## Task description:
From the entries below, work out the number of lines that hold the word "поправкой", and give that number alone.

## Material for this exercise:
|---|

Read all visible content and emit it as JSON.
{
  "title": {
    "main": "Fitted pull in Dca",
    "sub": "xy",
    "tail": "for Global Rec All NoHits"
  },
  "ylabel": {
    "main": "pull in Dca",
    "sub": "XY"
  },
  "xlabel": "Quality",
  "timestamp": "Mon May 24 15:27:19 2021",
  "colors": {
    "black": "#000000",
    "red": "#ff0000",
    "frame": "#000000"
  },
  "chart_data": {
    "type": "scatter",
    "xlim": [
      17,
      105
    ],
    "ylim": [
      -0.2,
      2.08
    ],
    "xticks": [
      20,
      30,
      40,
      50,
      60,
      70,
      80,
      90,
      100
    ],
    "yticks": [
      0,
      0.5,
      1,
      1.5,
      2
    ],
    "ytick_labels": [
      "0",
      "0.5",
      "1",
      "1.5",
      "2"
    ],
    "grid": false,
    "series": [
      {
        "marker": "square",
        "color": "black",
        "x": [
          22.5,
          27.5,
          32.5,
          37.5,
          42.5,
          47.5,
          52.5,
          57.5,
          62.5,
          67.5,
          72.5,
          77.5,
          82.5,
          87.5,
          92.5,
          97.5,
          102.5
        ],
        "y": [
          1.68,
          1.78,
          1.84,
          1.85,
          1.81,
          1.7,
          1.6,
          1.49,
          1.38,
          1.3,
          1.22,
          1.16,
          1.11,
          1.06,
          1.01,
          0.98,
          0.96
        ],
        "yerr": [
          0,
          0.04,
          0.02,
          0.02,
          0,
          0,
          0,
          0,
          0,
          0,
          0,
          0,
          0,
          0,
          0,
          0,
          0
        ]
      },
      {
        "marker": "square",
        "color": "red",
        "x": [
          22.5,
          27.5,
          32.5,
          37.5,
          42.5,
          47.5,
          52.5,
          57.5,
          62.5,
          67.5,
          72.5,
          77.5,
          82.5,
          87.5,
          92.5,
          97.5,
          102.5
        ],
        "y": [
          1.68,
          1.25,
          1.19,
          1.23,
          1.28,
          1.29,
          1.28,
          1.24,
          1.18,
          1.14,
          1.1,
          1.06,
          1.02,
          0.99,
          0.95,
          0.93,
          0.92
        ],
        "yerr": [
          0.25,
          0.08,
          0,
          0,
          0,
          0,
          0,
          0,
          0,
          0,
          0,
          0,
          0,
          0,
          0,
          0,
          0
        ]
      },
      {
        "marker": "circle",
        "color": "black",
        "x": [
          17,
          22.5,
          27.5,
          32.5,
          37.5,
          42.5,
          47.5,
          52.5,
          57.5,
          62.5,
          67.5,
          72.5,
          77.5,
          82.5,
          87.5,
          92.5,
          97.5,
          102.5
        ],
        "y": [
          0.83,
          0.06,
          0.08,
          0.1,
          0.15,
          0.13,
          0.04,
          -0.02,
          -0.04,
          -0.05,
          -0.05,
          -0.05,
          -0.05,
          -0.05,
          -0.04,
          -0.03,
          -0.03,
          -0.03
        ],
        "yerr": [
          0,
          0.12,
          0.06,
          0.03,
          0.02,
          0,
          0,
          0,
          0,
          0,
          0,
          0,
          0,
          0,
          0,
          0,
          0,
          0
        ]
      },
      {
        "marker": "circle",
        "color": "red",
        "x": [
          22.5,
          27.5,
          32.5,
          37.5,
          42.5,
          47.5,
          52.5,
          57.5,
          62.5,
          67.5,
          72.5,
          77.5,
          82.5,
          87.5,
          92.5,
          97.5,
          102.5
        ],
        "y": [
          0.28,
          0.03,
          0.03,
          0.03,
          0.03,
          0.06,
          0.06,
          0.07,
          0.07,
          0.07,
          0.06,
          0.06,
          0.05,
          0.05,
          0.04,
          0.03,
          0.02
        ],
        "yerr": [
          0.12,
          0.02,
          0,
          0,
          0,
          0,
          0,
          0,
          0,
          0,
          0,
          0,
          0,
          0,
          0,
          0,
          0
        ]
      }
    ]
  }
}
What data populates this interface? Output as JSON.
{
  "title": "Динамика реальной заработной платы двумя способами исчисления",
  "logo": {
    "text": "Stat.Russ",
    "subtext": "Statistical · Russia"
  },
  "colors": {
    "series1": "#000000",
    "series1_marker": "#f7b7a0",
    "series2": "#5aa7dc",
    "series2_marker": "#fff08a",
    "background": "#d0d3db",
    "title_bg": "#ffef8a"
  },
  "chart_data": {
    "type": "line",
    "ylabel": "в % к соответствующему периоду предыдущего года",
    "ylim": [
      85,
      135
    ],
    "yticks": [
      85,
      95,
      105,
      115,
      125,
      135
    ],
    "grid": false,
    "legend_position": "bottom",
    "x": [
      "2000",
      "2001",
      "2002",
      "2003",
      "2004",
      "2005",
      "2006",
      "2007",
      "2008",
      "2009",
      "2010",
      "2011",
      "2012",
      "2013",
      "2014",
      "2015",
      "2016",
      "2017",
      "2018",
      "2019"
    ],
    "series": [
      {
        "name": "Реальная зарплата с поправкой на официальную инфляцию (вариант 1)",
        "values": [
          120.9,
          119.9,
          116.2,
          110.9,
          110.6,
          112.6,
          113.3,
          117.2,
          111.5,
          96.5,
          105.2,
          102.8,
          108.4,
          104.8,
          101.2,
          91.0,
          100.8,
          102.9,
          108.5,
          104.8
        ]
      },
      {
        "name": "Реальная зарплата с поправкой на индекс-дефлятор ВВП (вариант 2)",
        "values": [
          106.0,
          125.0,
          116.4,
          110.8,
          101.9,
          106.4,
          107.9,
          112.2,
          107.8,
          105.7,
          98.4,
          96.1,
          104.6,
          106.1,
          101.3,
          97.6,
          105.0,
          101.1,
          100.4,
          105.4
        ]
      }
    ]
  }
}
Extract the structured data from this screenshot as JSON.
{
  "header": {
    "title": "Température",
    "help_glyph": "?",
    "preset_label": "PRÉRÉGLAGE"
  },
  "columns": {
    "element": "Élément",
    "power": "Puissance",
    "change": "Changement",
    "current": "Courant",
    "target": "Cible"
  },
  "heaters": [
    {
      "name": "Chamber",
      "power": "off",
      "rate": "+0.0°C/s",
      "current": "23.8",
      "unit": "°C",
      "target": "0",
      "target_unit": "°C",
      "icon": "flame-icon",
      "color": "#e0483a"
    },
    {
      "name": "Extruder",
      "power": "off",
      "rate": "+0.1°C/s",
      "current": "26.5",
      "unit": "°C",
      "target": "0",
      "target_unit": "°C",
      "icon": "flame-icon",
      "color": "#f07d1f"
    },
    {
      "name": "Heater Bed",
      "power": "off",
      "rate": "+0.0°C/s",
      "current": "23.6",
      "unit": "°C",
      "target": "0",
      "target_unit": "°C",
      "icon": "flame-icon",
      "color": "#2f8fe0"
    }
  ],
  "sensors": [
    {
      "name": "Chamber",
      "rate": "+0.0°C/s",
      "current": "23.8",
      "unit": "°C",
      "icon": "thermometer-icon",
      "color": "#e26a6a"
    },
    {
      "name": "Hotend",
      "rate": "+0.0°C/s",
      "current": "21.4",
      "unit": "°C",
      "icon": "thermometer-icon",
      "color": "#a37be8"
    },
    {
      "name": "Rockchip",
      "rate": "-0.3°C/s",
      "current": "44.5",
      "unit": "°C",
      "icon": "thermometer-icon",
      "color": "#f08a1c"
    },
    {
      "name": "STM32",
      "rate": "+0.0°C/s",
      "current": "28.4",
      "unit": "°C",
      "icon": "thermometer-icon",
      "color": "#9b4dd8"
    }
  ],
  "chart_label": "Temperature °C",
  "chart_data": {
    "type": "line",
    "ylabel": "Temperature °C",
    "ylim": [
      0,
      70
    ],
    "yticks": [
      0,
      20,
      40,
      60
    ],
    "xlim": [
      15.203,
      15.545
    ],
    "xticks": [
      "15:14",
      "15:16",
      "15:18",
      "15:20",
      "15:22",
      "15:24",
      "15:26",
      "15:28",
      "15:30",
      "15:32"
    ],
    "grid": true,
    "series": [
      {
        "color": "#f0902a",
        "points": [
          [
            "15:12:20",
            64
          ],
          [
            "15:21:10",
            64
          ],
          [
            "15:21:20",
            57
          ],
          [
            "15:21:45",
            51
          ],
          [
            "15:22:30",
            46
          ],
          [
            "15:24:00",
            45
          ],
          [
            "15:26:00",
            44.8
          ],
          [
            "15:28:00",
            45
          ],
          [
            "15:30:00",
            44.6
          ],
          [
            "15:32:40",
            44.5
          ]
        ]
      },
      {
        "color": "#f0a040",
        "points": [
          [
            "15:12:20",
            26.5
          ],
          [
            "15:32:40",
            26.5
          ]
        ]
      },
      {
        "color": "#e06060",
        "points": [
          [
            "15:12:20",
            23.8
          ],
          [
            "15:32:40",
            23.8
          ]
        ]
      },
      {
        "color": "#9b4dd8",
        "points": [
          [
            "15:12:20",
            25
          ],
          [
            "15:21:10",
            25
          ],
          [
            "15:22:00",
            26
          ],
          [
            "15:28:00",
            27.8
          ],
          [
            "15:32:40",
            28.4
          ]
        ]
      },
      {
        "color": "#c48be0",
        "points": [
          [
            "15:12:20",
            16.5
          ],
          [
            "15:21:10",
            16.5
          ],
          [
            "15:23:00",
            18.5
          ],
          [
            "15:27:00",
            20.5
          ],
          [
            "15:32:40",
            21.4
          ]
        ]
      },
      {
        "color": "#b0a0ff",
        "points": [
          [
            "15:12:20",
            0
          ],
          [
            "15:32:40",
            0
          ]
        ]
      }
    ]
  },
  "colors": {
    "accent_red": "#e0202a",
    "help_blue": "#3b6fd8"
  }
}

|---|

## Task answer:
2